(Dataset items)
___

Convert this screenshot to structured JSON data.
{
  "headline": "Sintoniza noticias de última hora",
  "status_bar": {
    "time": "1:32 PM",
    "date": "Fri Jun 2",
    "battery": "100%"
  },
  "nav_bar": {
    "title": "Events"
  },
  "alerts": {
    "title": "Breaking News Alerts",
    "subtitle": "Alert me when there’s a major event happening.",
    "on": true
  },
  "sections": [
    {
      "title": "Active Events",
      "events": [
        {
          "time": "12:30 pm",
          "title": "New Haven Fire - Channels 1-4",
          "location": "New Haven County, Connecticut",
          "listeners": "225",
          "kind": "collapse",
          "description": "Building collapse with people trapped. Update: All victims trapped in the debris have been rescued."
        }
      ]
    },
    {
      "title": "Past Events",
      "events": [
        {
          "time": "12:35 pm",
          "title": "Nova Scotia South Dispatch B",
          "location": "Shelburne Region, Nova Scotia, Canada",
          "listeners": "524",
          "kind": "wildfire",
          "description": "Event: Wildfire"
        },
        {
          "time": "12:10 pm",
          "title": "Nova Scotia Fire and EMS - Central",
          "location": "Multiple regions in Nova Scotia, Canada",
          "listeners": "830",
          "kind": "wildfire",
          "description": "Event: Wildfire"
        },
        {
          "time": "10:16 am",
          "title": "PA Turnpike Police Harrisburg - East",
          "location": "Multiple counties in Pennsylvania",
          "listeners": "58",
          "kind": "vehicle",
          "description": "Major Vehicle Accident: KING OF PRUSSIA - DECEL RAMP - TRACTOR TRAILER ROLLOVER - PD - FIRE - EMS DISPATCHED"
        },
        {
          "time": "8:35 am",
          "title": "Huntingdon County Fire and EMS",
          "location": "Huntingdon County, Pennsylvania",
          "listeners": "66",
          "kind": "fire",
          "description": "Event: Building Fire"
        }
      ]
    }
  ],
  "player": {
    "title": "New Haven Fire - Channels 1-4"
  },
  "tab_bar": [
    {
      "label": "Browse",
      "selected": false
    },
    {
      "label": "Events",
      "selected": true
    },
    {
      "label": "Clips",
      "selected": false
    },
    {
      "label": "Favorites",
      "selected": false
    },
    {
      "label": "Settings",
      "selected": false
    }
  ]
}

___

:: Your task ::
Find the lines above that include the string "Multiple" and copy them.

:: Written answer ::
          "location": "Multiple regions in Nova Scotia, Canada",
          "location": "Multiple counties in Pennsylvania",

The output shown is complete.